DIRECTIONS:
Your answer is a single number: how many lines hold the word "应当负刑事责任"?

......

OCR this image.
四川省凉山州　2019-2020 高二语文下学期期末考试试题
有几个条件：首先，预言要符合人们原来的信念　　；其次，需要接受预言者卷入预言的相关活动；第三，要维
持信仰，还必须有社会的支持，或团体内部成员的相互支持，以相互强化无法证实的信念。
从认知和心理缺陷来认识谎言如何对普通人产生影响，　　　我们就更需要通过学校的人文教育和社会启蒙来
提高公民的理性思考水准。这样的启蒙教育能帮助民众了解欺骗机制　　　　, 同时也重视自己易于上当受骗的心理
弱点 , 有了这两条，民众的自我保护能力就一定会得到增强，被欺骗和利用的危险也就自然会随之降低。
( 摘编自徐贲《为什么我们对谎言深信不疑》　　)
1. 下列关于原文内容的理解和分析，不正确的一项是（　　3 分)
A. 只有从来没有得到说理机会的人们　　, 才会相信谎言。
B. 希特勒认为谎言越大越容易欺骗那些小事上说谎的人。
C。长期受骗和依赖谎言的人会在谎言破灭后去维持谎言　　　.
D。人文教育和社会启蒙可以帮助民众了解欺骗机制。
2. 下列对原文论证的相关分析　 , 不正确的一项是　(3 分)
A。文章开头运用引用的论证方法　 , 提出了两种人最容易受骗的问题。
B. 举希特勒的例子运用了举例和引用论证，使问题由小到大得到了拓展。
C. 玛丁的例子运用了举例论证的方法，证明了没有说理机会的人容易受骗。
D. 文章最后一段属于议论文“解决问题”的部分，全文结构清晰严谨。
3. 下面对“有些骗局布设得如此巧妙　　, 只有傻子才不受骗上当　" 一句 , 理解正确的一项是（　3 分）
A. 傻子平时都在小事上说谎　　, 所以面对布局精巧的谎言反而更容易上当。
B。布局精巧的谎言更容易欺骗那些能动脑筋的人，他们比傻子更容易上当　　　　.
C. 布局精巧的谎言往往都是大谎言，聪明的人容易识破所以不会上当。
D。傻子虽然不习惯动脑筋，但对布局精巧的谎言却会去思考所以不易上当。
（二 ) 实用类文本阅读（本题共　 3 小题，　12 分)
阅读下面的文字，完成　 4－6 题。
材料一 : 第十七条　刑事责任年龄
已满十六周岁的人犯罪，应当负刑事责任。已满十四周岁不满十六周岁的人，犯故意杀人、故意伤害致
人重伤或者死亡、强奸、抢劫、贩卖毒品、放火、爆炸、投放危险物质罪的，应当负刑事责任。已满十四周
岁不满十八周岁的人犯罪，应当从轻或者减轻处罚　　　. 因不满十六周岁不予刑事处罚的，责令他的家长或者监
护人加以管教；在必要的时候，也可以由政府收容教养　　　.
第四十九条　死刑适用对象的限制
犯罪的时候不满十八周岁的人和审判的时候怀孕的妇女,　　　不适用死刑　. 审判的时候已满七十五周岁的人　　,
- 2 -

......

ANSWER TO THE TASK:
2